▶ Brief
Copy out all lines with the word "early" in them.

Saved entries
·····

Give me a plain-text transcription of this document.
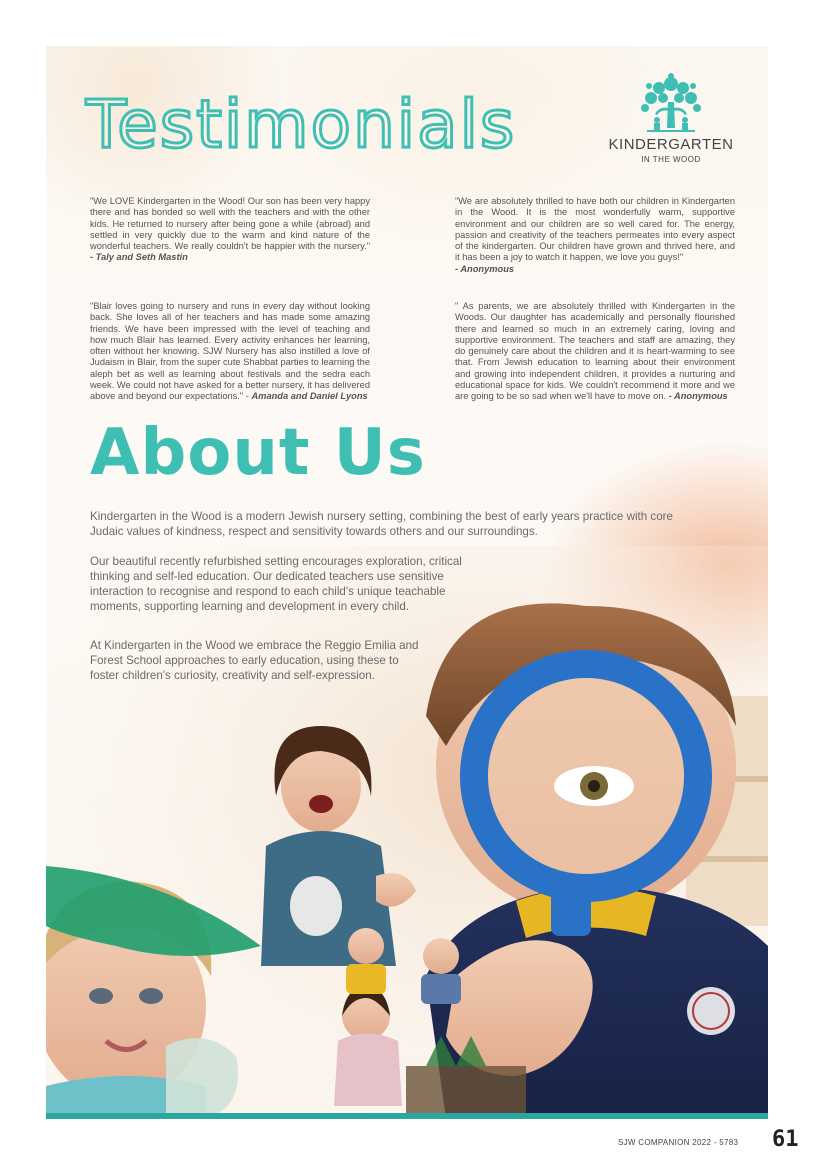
Testimonials	KINDERGARTEN
IN THE WOOD
"We LOVE Kindergarten in the Wood! Our son has been very happy there and has bonded so well with the teachers and with the other kids. He returned to nursery after being gone a while (abroad) and settled in very quickly due to the warm and kind nature of the wonderful teachers. We really couldn't be happier with the nursery." - Taly and Seth Mastin
"We are absolutely thrilled to have both our children in Kindergarten in the Wood. It is the most wonderfully warm, supportive environment and our children are so well cared for. The energy, passion and creativity of the teachers permeates into every aspect of the kindergarten. Our children have grown and thrived here, and it has been a joy to watch it happen, we love you guys!"
- Anonymous
"Blair loves going to nursery and runs in every day without looking back. She loves all of her teachers and has made some amazing friends. We have been impressed with the level of teaching and how much Blair has learned. Every activity enhances her learning, often without her knowing. SJW Nursery has also instilled a love of Judaism in Blair, from the super cute Shabbat parties to learning the aleph bet as well as learning about festivals and the sedra each week. We could not have asked for a better nursery, it has delivered above and beyond our expectations." - Amanda and Daniel Lyons
" As parents, we are absolutely thrilled with Kindergarten in the Woods. Our daughter has academically and personally flourished there and learned so much in an extremely caring, loving and supportive environment. The teachers and staff are amazing, they do genuinely care about the children and it is heart-warming to see that. From Jewish education to learning about their environment and growing into independent children, it provides a nurturing and educational space for kids. We couldn't recommend it more and we are going to be so sad when we'll have to move on. - Anonymous
About Us
Kindergarten in the Wood is a modern Jewish nursery setting, combining the best of early years practice with core Judaic values of kindness, respect and sensitivity towards others and our surroundings.
Our beautiful recently refurbished setting encourages exploration, critical thinking and self-led education. Our dedicated teachers use sensitive interaction to recognise and respond to each child's unique teachable moments, supporting learning and development in every child.
At Kindergarten in the Wood we embrace the Reggio Emilia and Forest School approaches to early education, using these to foster children's curiosity, creativity and self-expression.
SJW COMPANION 2022 - 5783 61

·····

▶ Expected answer
Kindergarten in the Wood is a modern Jewish nursery setting, combining the best of early years practice with core Judaic values of kindness, respect and sensitivity towards others and our surroundings.
At Kindergarten in the Wood we embrace the Reggio Emilia and Forest School approaches to early education, using these to foster children's curiosity, creativity and self-expression.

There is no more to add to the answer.